Work to do: All lines in which the word "status" occurs are to be extracted.

Extracted data:
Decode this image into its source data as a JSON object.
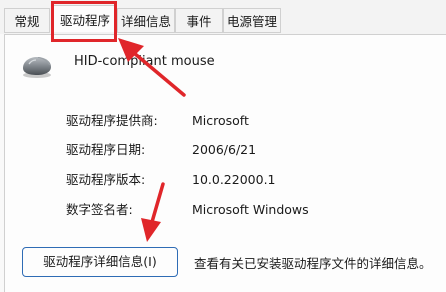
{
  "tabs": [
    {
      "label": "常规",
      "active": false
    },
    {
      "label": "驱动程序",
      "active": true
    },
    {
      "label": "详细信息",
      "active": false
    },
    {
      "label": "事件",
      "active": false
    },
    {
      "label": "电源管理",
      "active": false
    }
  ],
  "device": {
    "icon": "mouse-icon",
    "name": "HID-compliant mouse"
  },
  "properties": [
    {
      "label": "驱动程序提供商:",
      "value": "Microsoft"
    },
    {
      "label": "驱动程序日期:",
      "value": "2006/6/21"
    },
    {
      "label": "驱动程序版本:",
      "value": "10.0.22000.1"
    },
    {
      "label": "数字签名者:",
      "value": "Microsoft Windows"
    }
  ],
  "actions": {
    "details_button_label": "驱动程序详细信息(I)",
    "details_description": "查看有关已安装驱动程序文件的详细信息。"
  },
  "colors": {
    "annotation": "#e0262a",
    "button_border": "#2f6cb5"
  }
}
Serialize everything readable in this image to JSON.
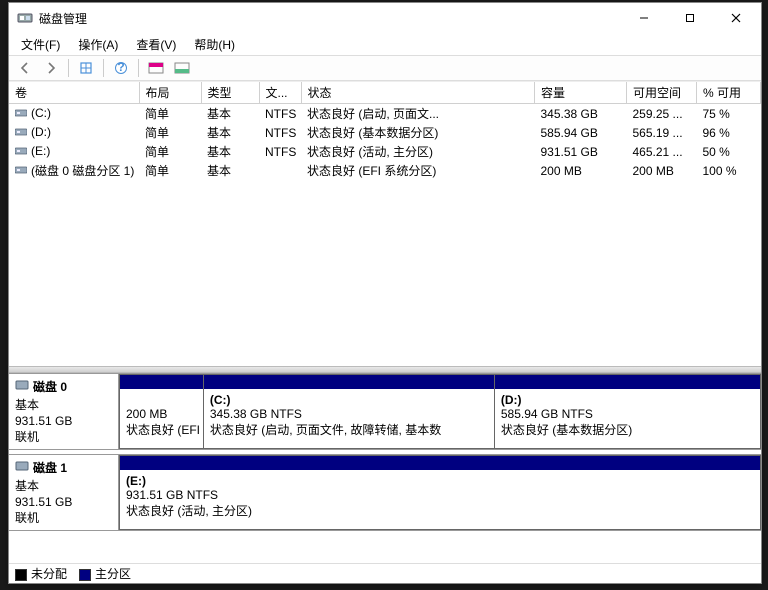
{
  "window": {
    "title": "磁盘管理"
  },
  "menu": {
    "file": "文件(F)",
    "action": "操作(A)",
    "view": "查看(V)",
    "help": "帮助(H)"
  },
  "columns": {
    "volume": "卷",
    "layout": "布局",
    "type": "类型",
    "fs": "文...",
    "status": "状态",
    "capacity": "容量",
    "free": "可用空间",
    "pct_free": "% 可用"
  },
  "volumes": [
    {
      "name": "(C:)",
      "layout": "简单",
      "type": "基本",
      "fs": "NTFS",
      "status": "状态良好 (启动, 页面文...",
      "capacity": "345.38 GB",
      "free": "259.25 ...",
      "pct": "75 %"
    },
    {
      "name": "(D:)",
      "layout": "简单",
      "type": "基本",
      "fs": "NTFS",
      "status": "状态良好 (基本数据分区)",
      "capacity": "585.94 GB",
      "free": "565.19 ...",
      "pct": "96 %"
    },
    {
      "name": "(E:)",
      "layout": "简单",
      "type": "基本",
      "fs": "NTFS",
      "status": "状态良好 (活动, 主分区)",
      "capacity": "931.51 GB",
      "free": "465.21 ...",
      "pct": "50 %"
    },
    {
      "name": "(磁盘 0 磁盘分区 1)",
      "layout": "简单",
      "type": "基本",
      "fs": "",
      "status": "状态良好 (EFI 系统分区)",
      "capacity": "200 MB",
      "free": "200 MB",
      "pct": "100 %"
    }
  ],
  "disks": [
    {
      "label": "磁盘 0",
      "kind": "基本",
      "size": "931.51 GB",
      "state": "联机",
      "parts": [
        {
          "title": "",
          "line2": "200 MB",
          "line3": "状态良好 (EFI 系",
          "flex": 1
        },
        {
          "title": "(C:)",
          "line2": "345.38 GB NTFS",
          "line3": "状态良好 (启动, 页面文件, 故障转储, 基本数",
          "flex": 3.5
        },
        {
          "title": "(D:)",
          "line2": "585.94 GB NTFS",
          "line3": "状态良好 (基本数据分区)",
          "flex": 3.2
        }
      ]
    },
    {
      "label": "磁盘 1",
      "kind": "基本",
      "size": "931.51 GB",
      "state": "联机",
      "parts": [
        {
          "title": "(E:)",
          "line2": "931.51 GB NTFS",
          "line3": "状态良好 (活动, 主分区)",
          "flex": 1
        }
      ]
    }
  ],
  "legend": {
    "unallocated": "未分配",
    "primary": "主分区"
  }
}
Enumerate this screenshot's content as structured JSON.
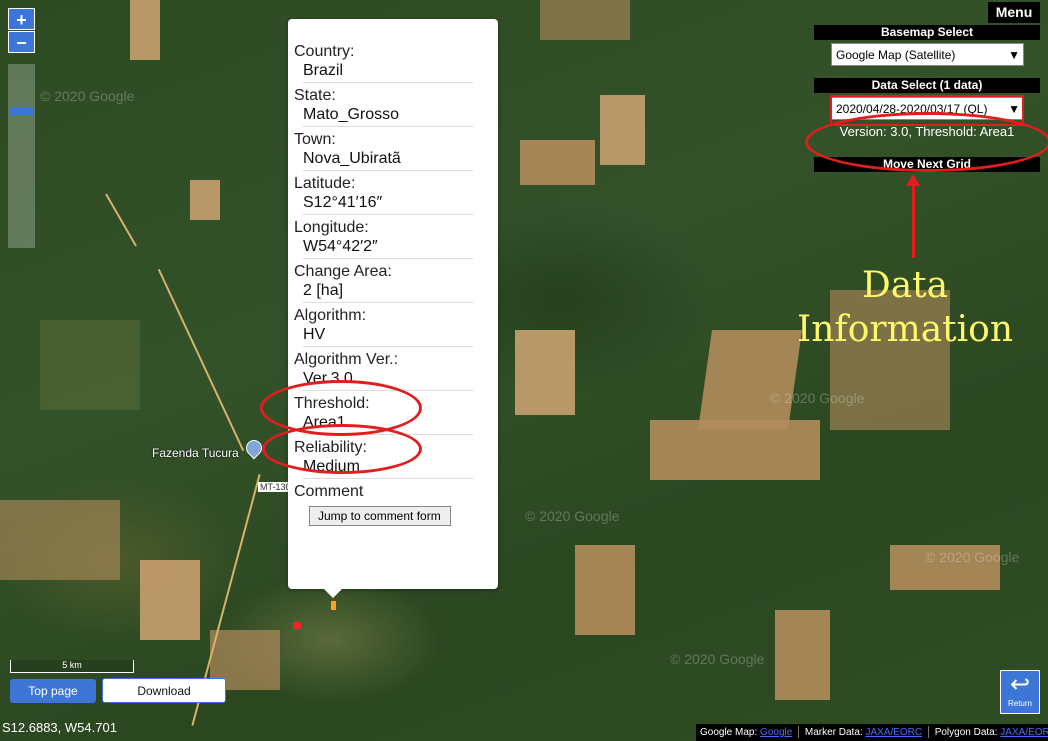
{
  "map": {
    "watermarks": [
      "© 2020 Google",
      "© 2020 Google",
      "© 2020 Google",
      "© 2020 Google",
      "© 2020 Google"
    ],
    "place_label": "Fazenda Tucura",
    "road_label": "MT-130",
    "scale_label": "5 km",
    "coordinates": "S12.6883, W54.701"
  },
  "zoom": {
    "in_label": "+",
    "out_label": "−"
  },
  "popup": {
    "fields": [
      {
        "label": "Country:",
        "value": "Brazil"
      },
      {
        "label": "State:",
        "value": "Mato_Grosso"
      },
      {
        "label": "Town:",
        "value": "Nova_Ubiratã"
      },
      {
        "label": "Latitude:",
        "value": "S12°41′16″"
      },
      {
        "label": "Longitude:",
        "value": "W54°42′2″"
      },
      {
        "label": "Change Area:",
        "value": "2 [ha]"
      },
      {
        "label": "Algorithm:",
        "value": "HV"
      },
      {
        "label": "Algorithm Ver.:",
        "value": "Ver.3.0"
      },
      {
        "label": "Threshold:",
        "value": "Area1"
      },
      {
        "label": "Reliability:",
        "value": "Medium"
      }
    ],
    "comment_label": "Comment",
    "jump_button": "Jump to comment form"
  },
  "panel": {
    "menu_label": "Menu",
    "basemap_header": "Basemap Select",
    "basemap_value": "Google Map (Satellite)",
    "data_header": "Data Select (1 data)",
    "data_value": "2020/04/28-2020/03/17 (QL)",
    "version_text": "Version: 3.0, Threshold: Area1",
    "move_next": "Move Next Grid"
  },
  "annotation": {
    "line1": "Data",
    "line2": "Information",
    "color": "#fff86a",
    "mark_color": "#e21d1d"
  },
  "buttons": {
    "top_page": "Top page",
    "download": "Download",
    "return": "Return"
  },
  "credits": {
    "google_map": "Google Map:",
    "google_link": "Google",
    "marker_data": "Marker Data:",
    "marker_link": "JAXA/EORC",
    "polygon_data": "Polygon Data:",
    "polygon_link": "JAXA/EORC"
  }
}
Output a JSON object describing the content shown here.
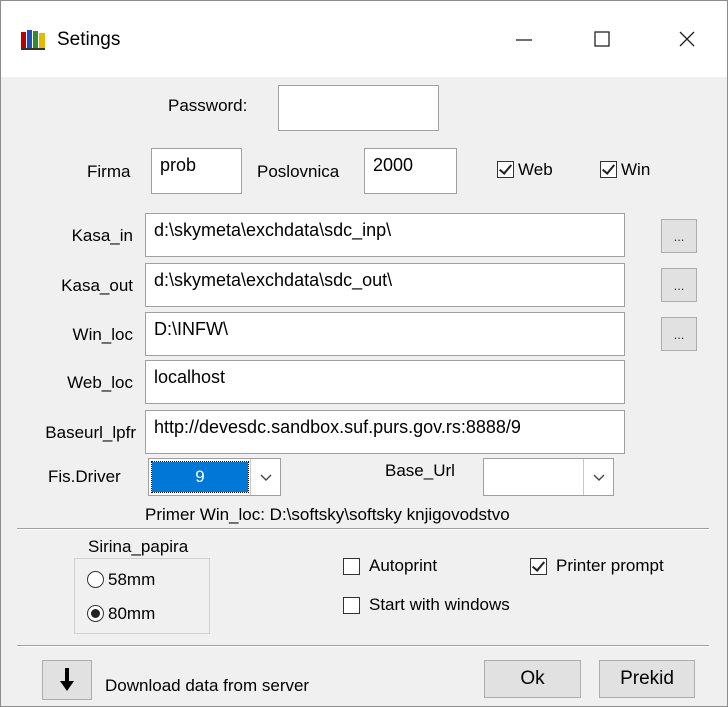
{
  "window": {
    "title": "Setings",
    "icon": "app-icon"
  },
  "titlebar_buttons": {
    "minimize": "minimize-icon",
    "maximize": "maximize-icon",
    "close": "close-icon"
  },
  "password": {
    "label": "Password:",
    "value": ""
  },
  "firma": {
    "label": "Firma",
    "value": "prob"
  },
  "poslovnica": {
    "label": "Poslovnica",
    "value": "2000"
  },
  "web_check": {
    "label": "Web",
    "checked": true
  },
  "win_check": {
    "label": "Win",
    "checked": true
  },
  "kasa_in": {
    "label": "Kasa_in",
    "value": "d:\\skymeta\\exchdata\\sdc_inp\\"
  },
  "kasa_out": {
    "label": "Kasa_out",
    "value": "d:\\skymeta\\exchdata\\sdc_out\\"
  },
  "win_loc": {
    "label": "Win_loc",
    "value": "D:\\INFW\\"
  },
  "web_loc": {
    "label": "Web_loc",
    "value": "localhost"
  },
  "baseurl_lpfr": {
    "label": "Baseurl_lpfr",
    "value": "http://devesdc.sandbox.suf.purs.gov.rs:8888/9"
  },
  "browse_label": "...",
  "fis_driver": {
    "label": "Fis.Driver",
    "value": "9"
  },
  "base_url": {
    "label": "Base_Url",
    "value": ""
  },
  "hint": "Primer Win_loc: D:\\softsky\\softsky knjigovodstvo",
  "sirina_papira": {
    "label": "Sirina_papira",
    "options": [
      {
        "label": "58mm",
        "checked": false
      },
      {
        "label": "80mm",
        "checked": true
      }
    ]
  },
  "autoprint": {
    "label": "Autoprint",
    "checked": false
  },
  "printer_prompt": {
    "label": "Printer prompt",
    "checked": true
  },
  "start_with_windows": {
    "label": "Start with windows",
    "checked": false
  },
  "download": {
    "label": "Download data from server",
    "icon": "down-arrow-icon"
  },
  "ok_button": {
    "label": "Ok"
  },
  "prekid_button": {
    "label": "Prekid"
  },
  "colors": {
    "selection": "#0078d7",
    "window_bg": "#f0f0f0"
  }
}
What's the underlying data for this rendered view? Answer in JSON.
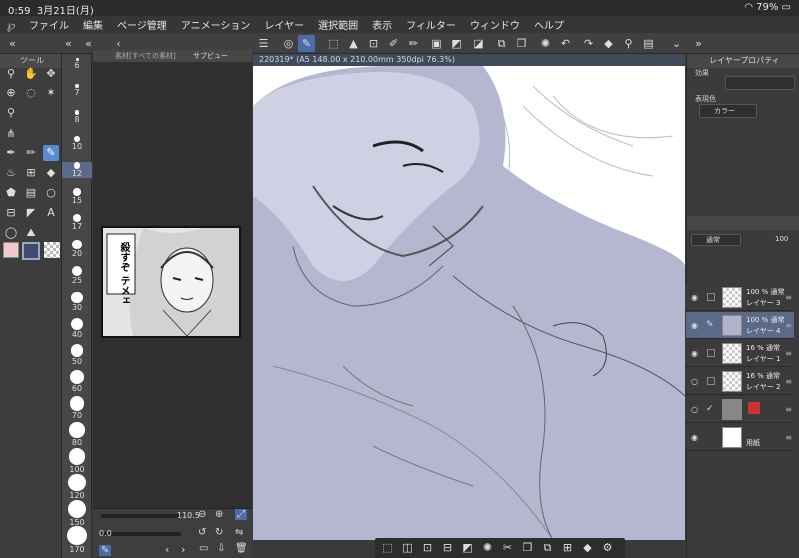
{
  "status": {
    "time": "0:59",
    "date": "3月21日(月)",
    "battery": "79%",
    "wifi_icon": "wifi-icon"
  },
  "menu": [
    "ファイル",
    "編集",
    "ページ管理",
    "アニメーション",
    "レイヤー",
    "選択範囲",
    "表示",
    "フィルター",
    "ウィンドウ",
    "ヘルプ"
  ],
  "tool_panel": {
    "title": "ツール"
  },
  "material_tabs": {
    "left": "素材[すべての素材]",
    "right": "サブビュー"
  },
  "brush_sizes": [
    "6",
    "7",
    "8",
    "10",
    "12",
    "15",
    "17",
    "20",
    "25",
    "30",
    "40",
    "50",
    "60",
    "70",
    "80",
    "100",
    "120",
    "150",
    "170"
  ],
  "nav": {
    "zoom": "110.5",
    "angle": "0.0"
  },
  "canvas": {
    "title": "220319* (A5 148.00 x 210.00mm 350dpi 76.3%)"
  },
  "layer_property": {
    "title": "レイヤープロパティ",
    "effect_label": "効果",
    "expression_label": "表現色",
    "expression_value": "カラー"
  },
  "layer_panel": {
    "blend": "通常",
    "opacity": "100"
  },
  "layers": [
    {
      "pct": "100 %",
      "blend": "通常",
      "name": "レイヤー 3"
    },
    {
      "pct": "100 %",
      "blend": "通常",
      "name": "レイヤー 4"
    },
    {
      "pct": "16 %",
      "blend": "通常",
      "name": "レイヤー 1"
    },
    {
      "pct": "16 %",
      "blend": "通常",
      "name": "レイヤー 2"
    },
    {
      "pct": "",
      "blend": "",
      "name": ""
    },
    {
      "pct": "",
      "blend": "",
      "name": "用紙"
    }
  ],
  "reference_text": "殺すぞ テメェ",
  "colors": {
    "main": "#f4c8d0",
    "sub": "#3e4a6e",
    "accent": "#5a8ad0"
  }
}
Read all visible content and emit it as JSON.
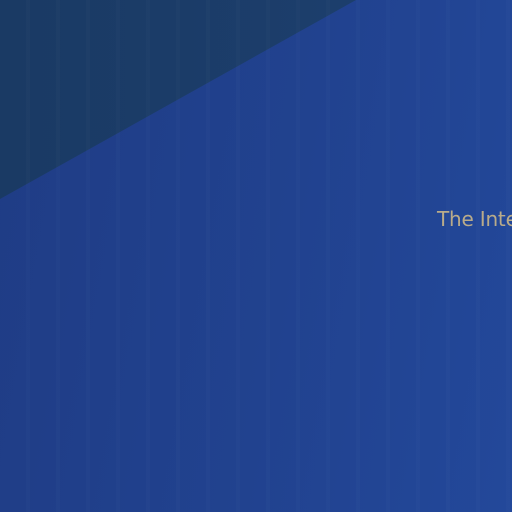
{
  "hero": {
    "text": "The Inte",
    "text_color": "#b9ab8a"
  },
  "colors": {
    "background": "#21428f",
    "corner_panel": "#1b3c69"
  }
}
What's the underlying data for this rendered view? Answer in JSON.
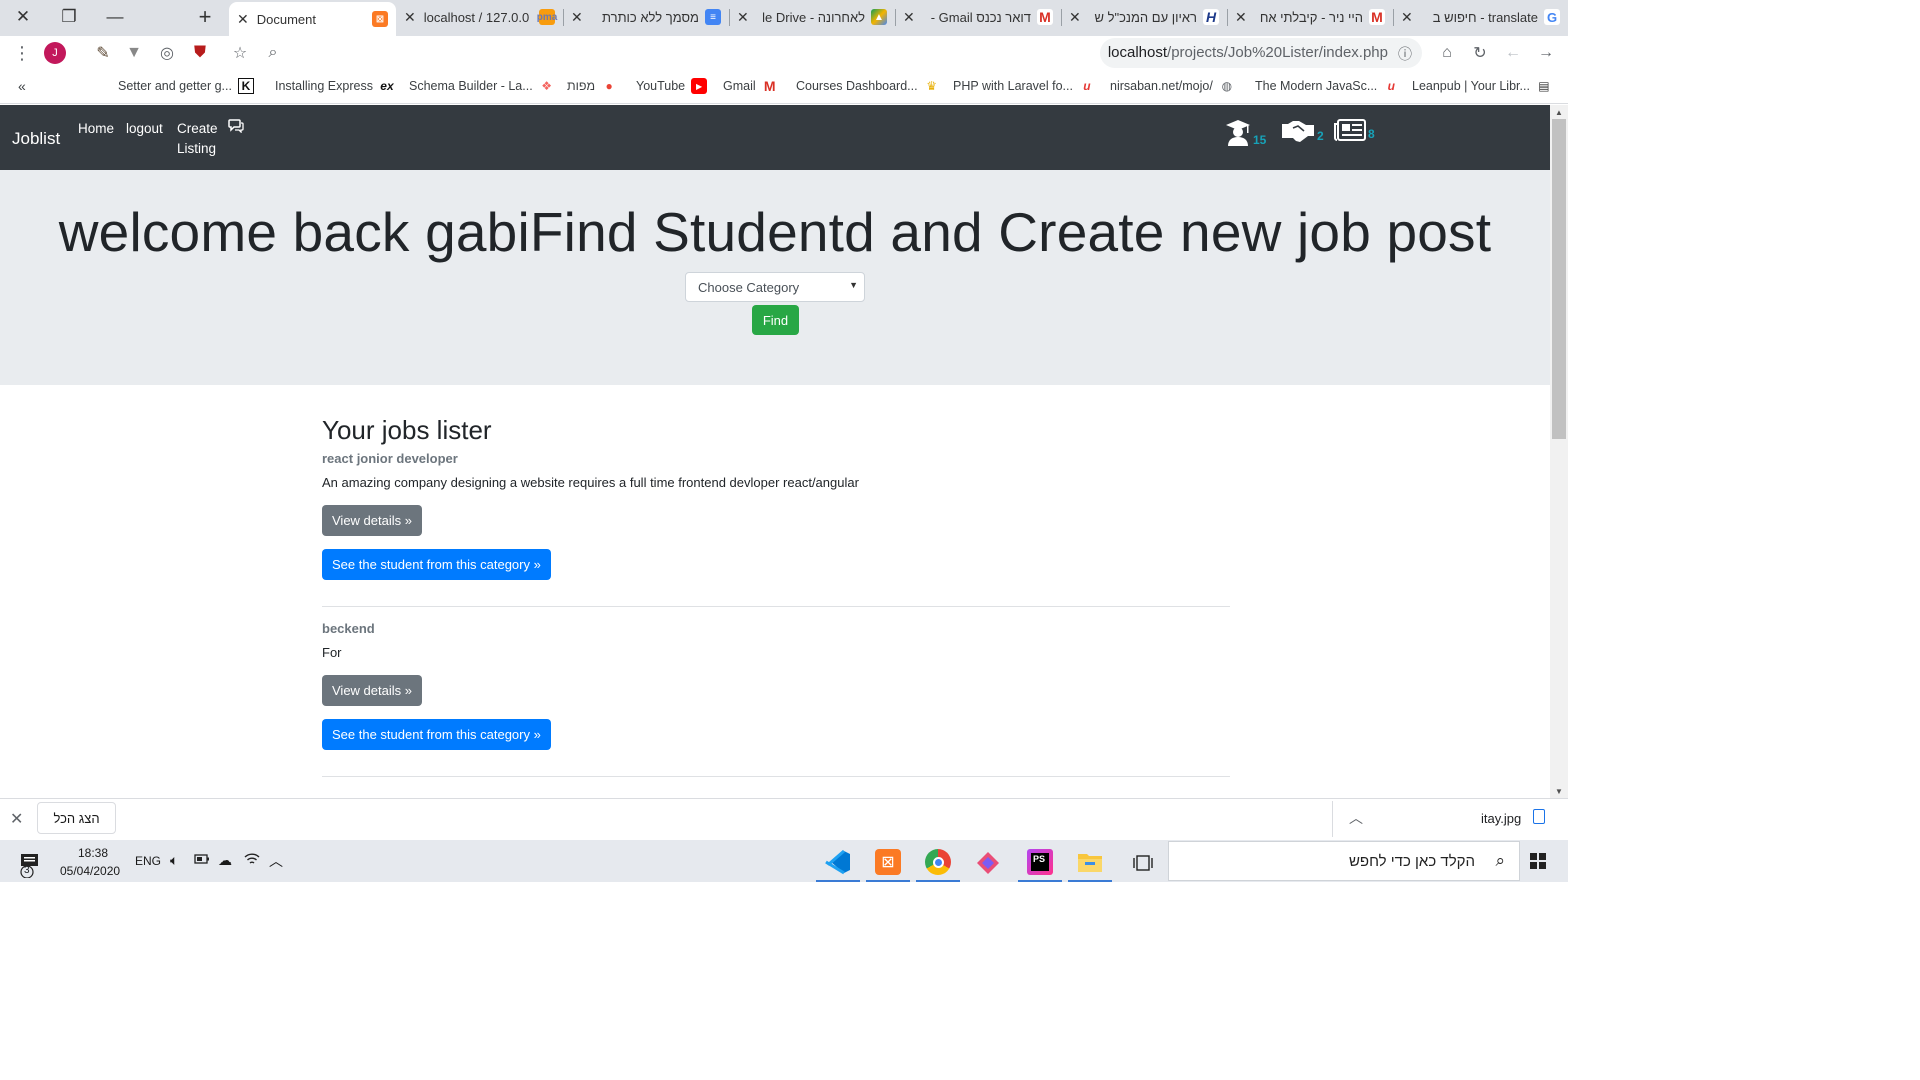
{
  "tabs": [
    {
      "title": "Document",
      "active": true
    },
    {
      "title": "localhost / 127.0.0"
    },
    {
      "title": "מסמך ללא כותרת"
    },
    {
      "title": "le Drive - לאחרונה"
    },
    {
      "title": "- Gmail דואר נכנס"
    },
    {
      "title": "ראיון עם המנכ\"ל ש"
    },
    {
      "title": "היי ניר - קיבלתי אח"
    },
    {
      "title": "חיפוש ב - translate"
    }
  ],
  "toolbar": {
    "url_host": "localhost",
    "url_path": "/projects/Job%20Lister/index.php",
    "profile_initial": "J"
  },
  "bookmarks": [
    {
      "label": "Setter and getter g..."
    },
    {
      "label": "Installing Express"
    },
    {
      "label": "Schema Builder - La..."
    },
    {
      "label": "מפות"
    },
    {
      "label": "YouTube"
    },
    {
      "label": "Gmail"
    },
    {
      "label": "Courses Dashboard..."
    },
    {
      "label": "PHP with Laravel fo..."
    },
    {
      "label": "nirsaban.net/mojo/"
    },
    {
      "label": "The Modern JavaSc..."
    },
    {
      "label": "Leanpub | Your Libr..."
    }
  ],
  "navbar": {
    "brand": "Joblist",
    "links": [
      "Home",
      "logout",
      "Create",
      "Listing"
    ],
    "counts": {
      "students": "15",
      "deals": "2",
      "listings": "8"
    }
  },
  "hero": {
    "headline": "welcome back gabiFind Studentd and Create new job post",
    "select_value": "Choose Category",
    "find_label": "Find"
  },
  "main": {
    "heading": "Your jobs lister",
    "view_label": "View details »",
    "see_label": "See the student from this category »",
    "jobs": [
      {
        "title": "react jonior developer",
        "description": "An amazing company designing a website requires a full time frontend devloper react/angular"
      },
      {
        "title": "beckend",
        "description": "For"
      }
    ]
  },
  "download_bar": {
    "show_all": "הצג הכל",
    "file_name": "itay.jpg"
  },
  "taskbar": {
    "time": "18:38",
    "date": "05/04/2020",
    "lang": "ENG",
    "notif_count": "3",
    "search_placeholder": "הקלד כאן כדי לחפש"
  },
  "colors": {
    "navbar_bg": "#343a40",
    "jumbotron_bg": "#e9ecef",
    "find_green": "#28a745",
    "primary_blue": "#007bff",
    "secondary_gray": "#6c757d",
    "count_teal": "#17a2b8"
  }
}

Expected output:
    "status": "状态",
      "status": "状态良好 (启动, 页面文...",
      "status": "状态良好 (基本数据分区)",
      "status": "状态良好 (活动, 主分区)",
      "status": "状态良好 (EFI 系统分区)",
  "status": {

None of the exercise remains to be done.